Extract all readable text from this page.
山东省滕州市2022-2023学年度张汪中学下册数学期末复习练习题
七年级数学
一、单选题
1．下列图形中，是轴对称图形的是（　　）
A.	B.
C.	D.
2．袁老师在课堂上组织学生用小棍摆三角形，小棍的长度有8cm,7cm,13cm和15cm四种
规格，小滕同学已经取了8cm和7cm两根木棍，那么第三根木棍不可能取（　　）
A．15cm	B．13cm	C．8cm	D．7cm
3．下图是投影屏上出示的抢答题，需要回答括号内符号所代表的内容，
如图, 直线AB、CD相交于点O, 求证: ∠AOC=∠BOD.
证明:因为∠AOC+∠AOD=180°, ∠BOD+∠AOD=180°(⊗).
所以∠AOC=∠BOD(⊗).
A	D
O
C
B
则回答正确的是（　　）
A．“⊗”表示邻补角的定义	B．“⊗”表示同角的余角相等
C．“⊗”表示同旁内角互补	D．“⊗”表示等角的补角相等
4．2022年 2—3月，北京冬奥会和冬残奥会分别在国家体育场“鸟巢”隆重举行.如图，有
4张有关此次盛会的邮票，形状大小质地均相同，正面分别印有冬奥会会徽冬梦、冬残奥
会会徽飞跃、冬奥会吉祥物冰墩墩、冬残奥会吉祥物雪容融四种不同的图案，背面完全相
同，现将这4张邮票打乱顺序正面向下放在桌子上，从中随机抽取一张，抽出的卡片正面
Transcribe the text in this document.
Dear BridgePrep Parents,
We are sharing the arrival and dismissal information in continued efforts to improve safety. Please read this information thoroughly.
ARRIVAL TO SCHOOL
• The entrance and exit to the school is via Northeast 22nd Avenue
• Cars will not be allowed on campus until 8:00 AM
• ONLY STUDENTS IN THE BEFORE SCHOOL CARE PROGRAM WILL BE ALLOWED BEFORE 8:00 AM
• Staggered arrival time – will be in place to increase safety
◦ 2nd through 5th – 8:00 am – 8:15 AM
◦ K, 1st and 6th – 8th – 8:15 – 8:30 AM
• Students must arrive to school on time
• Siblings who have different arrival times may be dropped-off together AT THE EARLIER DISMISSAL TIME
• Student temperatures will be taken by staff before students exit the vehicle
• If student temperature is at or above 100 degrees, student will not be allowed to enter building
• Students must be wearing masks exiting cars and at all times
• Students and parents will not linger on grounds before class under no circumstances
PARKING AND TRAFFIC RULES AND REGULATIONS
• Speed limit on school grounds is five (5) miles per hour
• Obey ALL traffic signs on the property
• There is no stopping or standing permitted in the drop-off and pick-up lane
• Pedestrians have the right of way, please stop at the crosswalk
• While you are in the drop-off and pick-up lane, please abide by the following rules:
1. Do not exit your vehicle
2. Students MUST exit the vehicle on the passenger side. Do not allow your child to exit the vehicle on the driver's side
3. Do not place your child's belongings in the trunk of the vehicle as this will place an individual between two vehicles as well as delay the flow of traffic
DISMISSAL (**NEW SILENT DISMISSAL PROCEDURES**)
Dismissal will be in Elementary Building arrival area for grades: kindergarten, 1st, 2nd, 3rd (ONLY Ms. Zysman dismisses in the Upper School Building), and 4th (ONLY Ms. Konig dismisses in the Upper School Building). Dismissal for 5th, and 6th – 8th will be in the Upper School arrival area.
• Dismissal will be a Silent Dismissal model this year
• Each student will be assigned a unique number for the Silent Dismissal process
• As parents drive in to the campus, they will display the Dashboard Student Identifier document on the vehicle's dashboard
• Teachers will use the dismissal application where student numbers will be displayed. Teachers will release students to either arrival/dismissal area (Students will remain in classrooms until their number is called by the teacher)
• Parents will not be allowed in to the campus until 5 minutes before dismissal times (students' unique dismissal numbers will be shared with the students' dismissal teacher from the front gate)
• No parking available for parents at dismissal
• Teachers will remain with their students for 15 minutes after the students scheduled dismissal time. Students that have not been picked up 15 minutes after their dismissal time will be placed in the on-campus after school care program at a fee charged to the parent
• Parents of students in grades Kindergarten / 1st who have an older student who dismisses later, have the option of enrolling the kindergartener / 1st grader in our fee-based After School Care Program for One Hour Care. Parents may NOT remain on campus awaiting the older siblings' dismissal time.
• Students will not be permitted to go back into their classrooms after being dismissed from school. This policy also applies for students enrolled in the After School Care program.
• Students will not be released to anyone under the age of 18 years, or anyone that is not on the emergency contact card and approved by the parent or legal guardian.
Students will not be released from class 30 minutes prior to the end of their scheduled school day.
———
### WHAT YOU NEED TO DO
Count all lines of the data that include "child". The answer is the number alone.

### SOLUTION
2